(Extrait)
La face B du 45 tours, « Armagideon Time », passe souvent sur le juke-box du Pub où je me rends après le lycée. Je l’achète pour pouvoir l'écouter tout à loisir chez moi. Puis je découvre avec délectation le double album « London Calling » chez des copains.

La pochette est extraordinairement attractive pour l'œil avec ses lettres capitales en rose et vert et sa photo de concert en noir et blanc. La musique est festive, joyeuse, dansante. On me fait écouter les albums précédents, mais je n'aime pas autant.

Été 1980
Je pars en Angleterre avec des copines, la cassette de « London Calling » et un petit magnétophone à piles dans mes bagages. À Londres, j'achète « I'm the Man » de Joe Jackson, l'album de Lene Lovitch pour le titre « Bird Song » et un 45 tours des Clash : « Bankrobber ».

Je m'habille en noir, rouge et blanc. Je porte aussi le vieil imperméable gris de mon père, dont j'ai raccourci les manches. J'ai coupé mes cheveux et je les hérisse avec du gel.

(Consigne)
Pouvez-vous écrire la suite du récit ci-dessus sur la découverte des Clash, en partant de sa dernière phrase ?

(Données extraites)

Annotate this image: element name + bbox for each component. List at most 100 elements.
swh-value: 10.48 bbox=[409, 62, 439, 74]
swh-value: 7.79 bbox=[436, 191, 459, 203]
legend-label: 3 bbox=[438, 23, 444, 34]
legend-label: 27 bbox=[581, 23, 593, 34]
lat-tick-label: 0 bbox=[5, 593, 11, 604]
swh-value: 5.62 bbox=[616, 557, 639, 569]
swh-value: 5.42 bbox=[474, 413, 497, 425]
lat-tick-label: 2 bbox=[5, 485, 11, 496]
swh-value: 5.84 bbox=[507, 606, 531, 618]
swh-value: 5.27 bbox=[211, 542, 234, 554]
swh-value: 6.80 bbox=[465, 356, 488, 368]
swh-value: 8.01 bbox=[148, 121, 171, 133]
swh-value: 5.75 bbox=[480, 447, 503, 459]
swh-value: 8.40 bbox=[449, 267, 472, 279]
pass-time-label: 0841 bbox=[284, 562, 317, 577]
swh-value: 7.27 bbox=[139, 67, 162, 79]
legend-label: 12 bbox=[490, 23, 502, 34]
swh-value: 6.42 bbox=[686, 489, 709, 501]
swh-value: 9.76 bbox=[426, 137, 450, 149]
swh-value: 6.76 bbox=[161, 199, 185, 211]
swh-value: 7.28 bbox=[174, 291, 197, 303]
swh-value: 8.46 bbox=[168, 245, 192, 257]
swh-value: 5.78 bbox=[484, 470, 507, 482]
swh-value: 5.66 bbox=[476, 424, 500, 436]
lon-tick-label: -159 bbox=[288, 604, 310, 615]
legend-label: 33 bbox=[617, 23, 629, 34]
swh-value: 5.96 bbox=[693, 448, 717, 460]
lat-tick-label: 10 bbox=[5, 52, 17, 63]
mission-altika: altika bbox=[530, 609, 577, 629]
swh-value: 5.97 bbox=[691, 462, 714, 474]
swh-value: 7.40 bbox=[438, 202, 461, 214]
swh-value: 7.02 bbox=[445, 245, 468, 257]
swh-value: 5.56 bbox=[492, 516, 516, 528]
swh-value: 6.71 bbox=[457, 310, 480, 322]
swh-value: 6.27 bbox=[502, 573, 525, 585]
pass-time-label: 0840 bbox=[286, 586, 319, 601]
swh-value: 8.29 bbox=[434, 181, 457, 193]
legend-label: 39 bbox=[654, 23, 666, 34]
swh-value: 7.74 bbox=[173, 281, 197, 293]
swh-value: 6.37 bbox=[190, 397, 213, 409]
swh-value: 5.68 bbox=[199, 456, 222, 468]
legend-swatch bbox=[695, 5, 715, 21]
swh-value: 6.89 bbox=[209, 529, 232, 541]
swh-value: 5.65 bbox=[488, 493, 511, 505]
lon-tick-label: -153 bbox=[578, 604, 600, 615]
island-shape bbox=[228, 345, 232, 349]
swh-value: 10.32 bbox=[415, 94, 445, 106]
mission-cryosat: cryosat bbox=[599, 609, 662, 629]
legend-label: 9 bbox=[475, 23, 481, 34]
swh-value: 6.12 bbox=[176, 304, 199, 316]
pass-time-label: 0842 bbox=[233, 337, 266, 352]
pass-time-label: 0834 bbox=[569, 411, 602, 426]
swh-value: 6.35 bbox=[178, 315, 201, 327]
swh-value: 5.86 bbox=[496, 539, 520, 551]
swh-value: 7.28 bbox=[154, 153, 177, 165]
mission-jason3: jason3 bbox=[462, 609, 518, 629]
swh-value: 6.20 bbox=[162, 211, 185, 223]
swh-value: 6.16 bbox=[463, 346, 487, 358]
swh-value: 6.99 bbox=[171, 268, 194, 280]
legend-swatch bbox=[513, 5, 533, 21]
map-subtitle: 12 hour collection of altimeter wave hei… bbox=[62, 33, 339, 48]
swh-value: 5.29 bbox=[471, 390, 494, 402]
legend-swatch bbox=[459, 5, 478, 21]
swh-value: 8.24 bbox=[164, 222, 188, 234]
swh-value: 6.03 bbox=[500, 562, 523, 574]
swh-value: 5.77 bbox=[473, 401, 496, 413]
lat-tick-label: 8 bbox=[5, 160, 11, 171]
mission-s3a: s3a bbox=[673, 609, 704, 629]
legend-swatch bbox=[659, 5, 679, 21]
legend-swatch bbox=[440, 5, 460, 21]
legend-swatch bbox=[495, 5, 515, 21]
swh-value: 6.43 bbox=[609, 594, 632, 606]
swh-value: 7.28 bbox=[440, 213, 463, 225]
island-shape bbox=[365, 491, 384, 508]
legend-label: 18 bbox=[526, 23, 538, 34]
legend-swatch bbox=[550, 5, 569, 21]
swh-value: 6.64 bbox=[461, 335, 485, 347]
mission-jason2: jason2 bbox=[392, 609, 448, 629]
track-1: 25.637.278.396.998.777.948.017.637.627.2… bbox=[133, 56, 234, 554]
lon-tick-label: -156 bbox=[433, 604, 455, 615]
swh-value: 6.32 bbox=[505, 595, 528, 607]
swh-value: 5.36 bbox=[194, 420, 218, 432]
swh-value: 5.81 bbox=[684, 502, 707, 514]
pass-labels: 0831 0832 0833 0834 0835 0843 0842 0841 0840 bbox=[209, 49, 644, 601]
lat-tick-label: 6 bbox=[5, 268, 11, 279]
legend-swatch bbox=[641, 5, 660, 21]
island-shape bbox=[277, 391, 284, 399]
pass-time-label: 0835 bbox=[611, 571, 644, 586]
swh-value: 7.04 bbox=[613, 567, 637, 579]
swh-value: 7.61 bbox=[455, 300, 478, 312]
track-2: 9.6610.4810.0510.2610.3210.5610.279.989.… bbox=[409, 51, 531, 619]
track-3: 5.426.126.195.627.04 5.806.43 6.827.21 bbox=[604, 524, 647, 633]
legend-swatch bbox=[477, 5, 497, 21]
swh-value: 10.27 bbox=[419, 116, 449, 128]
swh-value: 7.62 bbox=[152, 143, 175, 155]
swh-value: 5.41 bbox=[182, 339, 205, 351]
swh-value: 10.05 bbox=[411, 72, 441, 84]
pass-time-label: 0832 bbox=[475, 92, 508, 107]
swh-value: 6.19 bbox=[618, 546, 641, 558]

(Résultat)
Décembre 2002
J'apprends la mort de Joe Strummer. J'aimais qui il était, ce qu'il faisait avec son groupe The Mescaleros. J'avais raté leur concert parisien, dommage. Cinquante ans. En 1980, cela m'aurait paru vieux. Maintenant, je trouve que pour mourir, c'est bien trop jeune.

Décembre 2003
Sur une impulsion, je pars en quête de l'album orange vif « Streetcore » dans les rayons de l'Espace Culturel de chez Leclerc. Dans ma voiture, titre après titre, des frissons me parcourent.

Il y a l'émotion d'un disque posthume, mais tellement plus aussi, dans cette voix rocailleuse, généreuse, revendicatrice. Tous ces petits joyaux musicaux acoustiques ou électriques viennent égayer la grisaille ambiante.

Du coup, chez moi, je réécoute « London Calling ». Pas loin de vingt-cinq ans après, la musique des Clash me paraît toujours aussi inventive et jubilatoire. Je fais le lien. Entre les années. Pour me réconcilier avec le temps qui passe et qui efface des vies.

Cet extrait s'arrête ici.